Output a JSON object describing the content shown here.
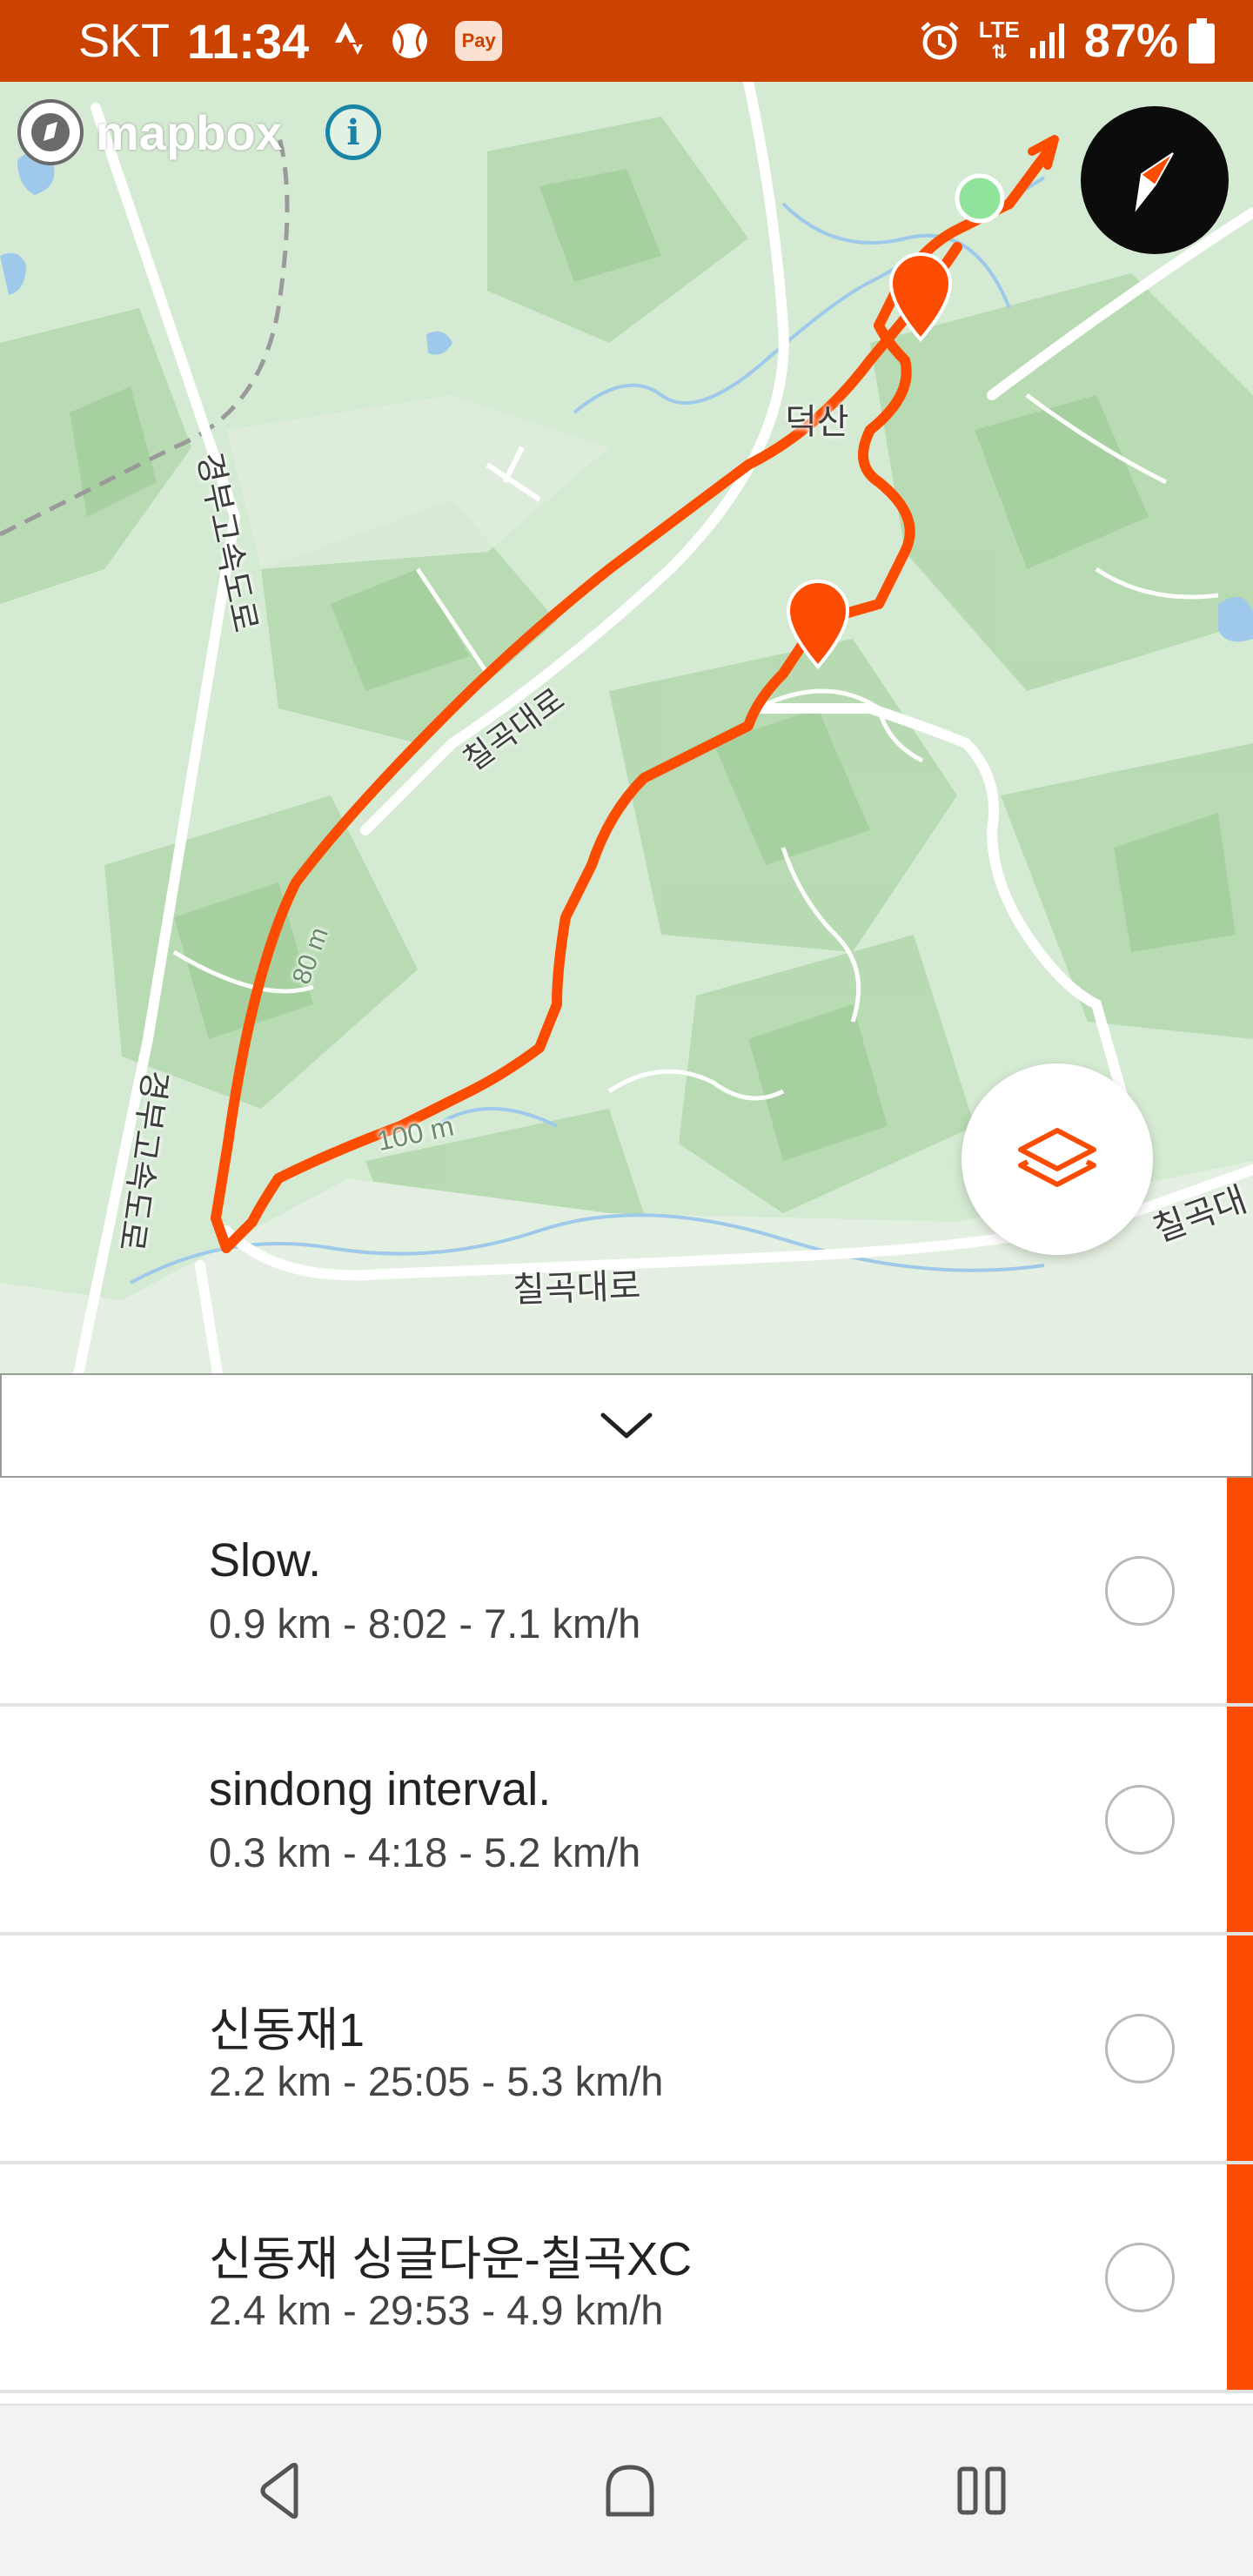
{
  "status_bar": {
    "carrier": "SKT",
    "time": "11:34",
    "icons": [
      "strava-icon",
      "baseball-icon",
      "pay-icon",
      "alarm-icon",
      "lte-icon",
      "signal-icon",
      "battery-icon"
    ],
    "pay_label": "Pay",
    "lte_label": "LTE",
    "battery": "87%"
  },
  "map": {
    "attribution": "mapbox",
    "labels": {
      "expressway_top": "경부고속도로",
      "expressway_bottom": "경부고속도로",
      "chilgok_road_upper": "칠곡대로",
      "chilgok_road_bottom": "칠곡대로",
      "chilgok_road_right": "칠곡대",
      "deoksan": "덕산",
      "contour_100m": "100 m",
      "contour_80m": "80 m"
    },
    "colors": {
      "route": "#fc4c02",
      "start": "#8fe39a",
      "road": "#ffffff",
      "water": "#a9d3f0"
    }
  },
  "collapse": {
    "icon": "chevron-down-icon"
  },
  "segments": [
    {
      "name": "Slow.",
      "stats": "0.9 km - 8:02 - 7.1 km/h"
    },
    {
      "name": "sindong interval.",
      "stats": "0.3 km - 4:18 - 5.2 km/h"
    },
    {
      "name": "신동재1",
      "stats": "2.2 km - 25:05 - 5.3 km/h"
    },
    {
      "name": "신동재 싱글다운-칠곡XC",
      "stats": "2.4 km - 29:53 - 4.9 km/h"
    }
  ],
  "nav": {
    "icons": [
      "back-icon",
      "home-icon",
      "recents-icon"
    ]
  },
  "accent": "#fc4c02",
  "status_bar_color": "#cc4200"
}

:: What is expected ::
Your copy should hold every record word for word and none of the pictures.

:: Result of the task ::
Output a JSON object describing the content shown here.
{
  "status_bar": {
    "carrier": "SKT",
    "time": "11:34",
    "icons": [
      "strava-icon",
      "baseball-icon",
      "pay-icon",
      "alarm-icon",
      "lte-icon",
      "signal-icon",
      "battery-icon"
    ],
    "pay_label": "Pay",
    "lte_label": "LTE",
    "battery": "87%"
  },
  "map": {
    "attribution": "mapbox",
    "labels": {
      "expressway_top": "경부고속도로",
      "expressway_bottom": "경부고속도로",
      "chilgok_road_upper": "칠곡대로",
      "chilgok_road_bottom": "칠곡대로",
      "chilgok_road_right": "칠곡대",
      "deoksan": "덕산",
      "contour_100m": "100 m",
      "contour_80m": "80 m"
    },
    "colors": {
      "route": "#fc4c02",
      "start": "#8fe39a",
      "road": "#ffffff",
      "water": "#a9d3f0"
    }
  },
  "collapse": {
    "icon": "chevron-down-icon"
  },
  "segments": [
    {
      "name": "Slow.",
      "stats": "0.9 km - 8:02 - 7.1 km/h"
    },
    {
      "name": "sindong interval.",
      "stats": "0.3 km - 4:18 - 5.2 km/h"
    },
    {
      "name": "신동재1",
      "stats": "2.2 km - 25:05 - 5.3 km/h"
    },
    {
      "name": "신동재 싱글다운-칠곡XC",
      "stats": "2.4 km - 29:53 - 4.9 km/h"
    }
  ],
  "nav": {
    "icons": [
      "back-icon",
      "home-icon",
      "recents-icon"
    ]
  },
  "accent": "#fc4c02",
  "status_bar_color": "#cc4200"
}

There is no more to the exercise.